Do this: Every record must be repeated exactly, with no omission.

Dataset entries:
┌──
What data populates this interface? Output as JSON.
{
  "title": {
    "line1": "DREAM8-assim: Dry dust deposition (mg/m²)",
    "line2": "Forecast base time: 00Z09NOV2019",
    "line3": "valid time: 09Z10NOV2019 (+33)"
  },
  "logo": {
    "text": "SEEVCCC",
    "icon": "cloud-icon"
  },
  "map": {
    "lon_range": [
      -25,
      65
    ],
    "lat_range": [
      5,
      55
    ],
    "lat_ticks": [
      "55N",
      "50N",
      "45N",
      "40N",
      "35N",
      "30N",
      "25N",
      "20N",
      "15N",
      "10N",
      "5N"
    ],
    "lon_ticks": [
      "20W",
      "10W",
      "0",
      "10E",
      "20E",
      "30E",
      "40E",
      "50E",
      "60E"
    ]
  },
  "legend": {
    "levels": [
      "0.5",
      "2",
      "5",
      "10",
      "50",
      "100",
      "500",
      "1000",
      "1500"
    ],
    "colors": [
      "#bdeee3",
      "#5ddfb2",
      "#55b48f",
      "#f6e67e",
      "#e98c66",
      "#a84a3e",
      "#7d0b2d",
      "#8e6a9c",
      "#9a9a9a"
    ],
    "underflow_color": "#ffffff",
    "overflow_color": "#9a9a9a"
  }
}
└──
Written solution:
What data populates this interface? Output as JSON.
{
  "title": {
    "line1": "DREAM8-assim: Dry dust deposition (mg/m²)",
    "line2": "Forecast base time: 00Z09NOV2019",
    "line3": "valid time: 09Z10NOV2019 (+33)"
  },
  "logo": {
    "text": "SEEVCCC",
    "icon": "cloud-icon"
  },
  "map": {
    "lon_range": [
      -25,
      65
    ],
    "lat_range": [
      5,
      55
    ],
    "lat_ticks": [
      "55N",
      "50N",
      "45N",
      "40N",
      "35N",
      "30N",
      "25N",
      "20N",
      "15N",
      "10N",
      "5N"
    ],
    "lon_ticks": [
      "20W",
      "10W",
      "0",
      "10E",
      "20E",
      "30E",
      "40E",
      "50E",
      "60E"
    ]
  },
  "legend": {
    "levels": [
      "0.5",
      "2",
      "5",
      "10",
      "50",
      "100",
      "500",
      "1000",
      "1500"
    ],
    "colors": [
      "#bdeee3",
      "#5ddfb2",
      "#55b48f",
      "#f6e67e",
      "#e98c66",
      "#a84a3e",
      "#7d0b2d",
      "#8e6a9c",
      "#9a9a9a"
    ],
    "underflow_color": "#ffffff",
    "overflow_color": "#9a9a9a"
  }
}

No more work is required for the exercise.